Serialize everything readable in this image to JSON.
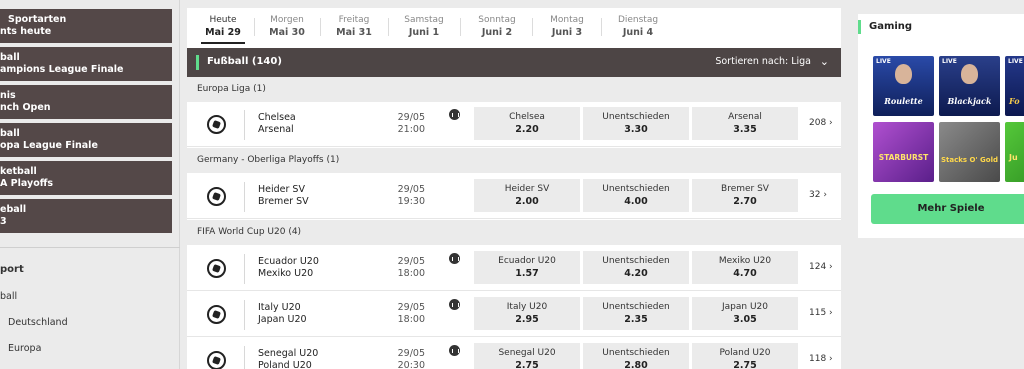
{
  "sidebar": {
    "quick_links": [
      {
        "line1": "Sportarten",
        "line2": "nts heute"
      },
      {
        "line1": "ball",
        "line2": "ampions League Finale"
      },
      {
        "line1": "nis",
        "line2": "nch Open"
      },
      {
        "line1": "ball",
        "line2": "opa League Finale"
      },
      {
        "line1": "ketball",
        "line2": "A Playoffs"
      },
      {
        "line1": "eball",
        "line2": "3"
      }
    ],
    "heading": "port",
    "links": [
      "ball",
      "Deutschland",
      "Europa"
    ]
  },
  "days": [
    {
      "name": "Heute",
      "date": "Mai 29"
    },
    {
      "name": "Morgen",
      "date": "Mai 30"
    },
    {
      "name": "Freitag",
      "date": "Mai 31"
    },
    {
      "name": "Samstag",
      "date": "Juni 1"
    },
    {
      "name": "Sonntag",
      "date": "Juni 2"
    },
    {
      "name": "Montag",
      "date": "Juni 3"
    },
    {
      "name": "Dienstag",
      "date": "Juni 4"
    }
  ],
  "sport_bar": {
    "title": "Fußball (140)",
    "sort_label": "Sortieren nach:",
    "sort_value": "Liga",
    "chevron": "⌄"
  },
  "leagues": [
    "Europa Liga (1)",
    "Germany - Oberliga Playoffs (1)",
    "FIFA World Cup U20 (4)"
  ],
  "events": [
    {
      "home": "Chelsea",
      "away": "Arsenal",
      "date": "29/05",
      "time": "21:00",
      "odds": [
        {
          "label": "Chelsea",
          "value": "2.20"
        },
        {
          "label": "Unentschieden",
          "value": "3.30"
        },
        {
          "label": "Arsenal",
          "value": "3.35"
        }
      ],
      "more": "208 ›"
    },
    {
      "home": "Heider SV",
      "away": "Bremer SV",
      "date": "29/05",
      "time": "19:30",
      "odds": [
        {
          "label": "Heider SV",
          "value": "2.00"
        },
        {
          "label": "Unentschieden",
          "value": "4.00"
        },
        {
          "label": "Bremer SV",
          "value": "2.70"
        }
      ],
      "more": "32 ›"
    },
    {
      "home": "Ecuador U20",
      "away": "Mexiko U20",
      "date": "29/05",
      "time": "18:00",
      "odds": [
        {
          "label": "Ecuador U20",
          "value": "1.57"
        },
        {
          "label": "Unentschieden",
          "value": "4.20"
        },
        {
          "label": "Mexiko U20",
          "value": "4.70"
        }
      ],
      "more": "124 ›"
    },
    {
      "home": "Italy U20",
      "away": "Japan U20",
      "date": "29/05",
      "time": "18:00",
      "odds": [
        {
          "label": "Italy U20",
          "value": "2.95"
        },
        {
          "label": "Unentschieden",
          "value": "2.35"
        },
        {
          "label": "Japan U20",
          "value": "3.05"
        }
      ],
      "more": "115 ›"
    },
    {
      "home": "Senegal U20",
      "away": "Poland U20",
      "date": "29/05",
      "time": "20:30",
      "odds": [
        {
          "label": "Senegal U20",
          "value": "2.75"
        },
        {
          "label": "Unentschieden",
          "value": "2.80"
        },
        {
          "label": "Poland U20",
          "value": "2.75"
        }
      ],
      "more": "118 ›"
    }
  ],
  "gaming": {
    "title": "Gaming",
    "tiles": [
      {
        "live": "LIVE",
        "name": "Roulette",
        "color": "#1e3a8c"
      },
      {
        "live": "LIVE",
        "name": "Blackjack",
        "color": "#1e2f6b"
      },
      {
        "live": "LIVE",
        "name": "Fo",
        "color": "#1a2a66"
      },
      {
        "live": "",
        "name": "STARBURST",
        "color": "#8b3fb8"
      },
      {
        "live": "",
        "name": "Stacks O' Gold",
        "color": "#6b6b6b"
      },
      {
        "live": "",
        "name": "Ju",
        "color": "#3fae2a"
      }
    ],
    "more_button": "Mehr Spiele"
  }
}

## WHAT TO DO
Restate each entry word for word, leaving out any pictures.

## WRITTEN SOLUTION
Serialize everything readable in this image to JSON.
{
  "sidebar": {
    "quick_links": [
      {
        "line1": "Sportarten",
        "line2": "nts heute"
      },
      {
        "line1": "ball",
        "line2": "ampions League Finale"
      },
      {
        "line1": "nis",
        "line2": "nch Open"
      },
      {
        "line1": "ball",
        "line2": "opa League Finale"
      },
      {
        "line1": "ketball",
        "line2": "A Playoffs"
      },
      {
        "line1": "eball",
        "line2": "3"
      }
    ],
    "heading": "port",
    "links": [
      "ball",
      "Deutschland",
      "Europa"
    ]
  },
  "days": [
    {
      "name": "Heute",
      "date": "Mai 29"
    },
    {
      "name": "Morgen",
      "date": "Mai 30"
    },
    {
      "name": "Freitag",
      "date": "Mai 31"
    },
    {
      "name": "Samstag",
      "date": "Juni 1"
    },
    {
      "name": "Sonntag",
      "date": "Juni 2"
    },
    {
      "name": "Montag",
      "date": "Juni 3"
    },
    {
      "name": "Dienstag",
      "date": "Juni 4"
    }
  ],
  "sport_bar": {
    "title": "Fußball (140)",
    "sort_label": "Sortieren nach:",
    "sort_value": "Liga",
    "chevron": "⌄"
  },
  "leagues": [
    "Europa Liga (1)",
    "Germany - Oberliga Playoffs (1)",
    "FIFA World Cup U20 (4)"
  ],
  "events": [
    {
      "home": "Chelsea",
      "away": "Arsenal",
      "date": "29/05",
      "time": "21:00",
      "odds": [
        {
          "label": "Chelsea",
          "value": "2.20"
        },
        {
          "label": "Unentschieden",
          "value": "3.30"
        },
        {
          "label": "Arsenal",
          "value": "3.35"
        }
      ],
      "more": "208 ›"
    },
    {
      "home": "Heider SV",
      "away": "Bremer SV",
      "date": "29/05",
      "time": "19:30",
      "odds": [
        {
          "label": "Heider SV",
          "value": "2.00"
        },
        {
          "label": "Unentschieden",
          "value": "4.00"
        },
        {
          "label": "Bremer SV",
          "value": "2.70"
        }
      ],
      "more": "32 ›"
    },
    {
      "home": "Ecuador U20",
      "away": "Mexiko U20",
      "date": "29/05",
      "time": "18:00",
      "odds": [
        {
          "label": "Ecuador U20",
          "value": "1.57"
        },
        {
          "label": "Unentschieden",
          "value": "4.20"
        },
        {
          "label": "Mexiko U20",
          "value": "4.70"
        }
      ],
      "more": "124 ›"
    },
    {
      "home": "Italy U20",
      "away": "Japan U20",
      "date": "29/05",
      "time": "18:00",
      "odds": [
        {
          "label": "Italy U20",
          "value": "2.95"
        },
        {
          "label": "Unentschieden",
          "value": "2.35"
        },
        {
          "label": "Japan U20",
          "value": "3.05"
        }
      ],
      "more": "115 ›"
    },
    {
      "home": "Senegal U20",
      "away": "Poland U20",
      "date": "29/05",
      "time": "20:30",
      "odds": [
        {
          "label": "Senegal U20",
          "value": "2.75"
        },
        {
          "label": "Unentschieden",
          "value": "2.80"
        },
        {
          "label": "Poland U20",
          "value": "2.75"
        }
      ],
      "more": "118 ›"
    }
  ],
  "gaming": {
    "title": "Gaming",
    "tiles": [
      {
        "live": "LIVE",
        "name": "Roulette",
        "color": "#1e3a8c"
      },
      {
        "live": "LIVE",
        "name": "Blackjack",
        "color": "#1e2f6b"
      },
      {
        "live": "LIVE",
        "name": "Fo",
        "color": "#1a2a66"
      },
      {
        "live": "",
        "name": "STARBURST",
        "color": "#8b3fb8"
      },
      {
        "live": "",
        "name": "Stacks O' Gold",
        "color": "#6b6b6b"
      },
      {
        "live": "",
        "name": "Ju",
        "color": "#3fae2a"
      }
    ],
    "more_button": "Mehr Spiele"
  }
}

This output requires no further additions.